__THE EXERCISE__
Check each line of the listing for the string "speaker", count the lines that have it, and answer with that number only.

Data records
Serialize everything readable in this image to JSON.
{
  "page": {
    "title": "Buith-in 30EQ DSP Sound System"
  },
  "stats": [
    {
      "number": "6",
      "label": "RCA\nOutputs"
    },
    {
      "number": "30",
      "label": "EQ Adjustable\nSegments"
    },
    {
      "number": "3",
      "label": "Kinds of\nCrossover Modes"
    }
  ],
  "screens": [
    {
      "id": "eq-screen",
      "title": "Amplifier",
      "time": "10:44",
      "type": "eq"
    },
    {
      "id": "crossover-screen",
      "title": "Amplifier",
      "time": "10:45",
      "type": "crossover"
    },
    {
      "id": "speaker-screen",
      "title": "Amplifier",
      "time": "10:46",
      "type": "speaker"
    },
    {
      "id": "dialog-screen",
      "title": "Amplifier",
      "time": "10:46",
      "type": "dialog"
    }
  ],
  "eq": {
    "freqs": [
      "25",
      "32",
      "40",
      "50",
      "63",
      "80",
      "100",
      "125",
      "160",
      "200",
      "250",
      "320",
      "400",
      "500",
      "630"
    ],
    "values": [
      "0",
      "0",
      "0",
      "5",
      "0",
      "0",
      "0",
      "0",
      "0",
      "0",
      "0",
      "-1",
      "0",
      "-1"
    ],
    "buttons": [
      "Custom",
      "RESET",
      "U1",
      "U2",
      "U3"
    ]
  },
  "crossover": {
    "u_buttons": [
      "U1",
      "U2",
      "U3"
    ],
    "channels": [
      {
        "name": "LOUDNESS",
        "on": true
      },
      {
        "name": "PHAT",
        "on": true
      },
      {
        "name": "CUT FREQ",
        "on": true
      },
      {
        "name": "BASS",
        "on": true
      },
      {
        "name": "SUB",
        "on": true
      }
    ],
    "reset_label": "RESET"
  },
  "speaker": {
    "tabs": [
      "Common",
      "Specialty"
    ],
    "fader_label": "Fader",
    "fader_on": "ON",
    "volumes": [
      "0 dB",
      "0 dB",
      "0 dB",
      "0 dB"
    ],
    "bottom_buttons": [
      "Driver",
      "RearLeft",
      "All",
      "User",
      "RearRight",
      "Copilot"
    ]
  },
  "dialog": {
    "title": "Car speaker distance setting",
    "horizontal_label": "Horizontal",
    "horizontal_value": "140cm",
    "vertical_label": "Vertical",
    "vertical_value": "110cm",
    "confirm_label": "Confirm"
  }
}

__FINAL RESULT__
4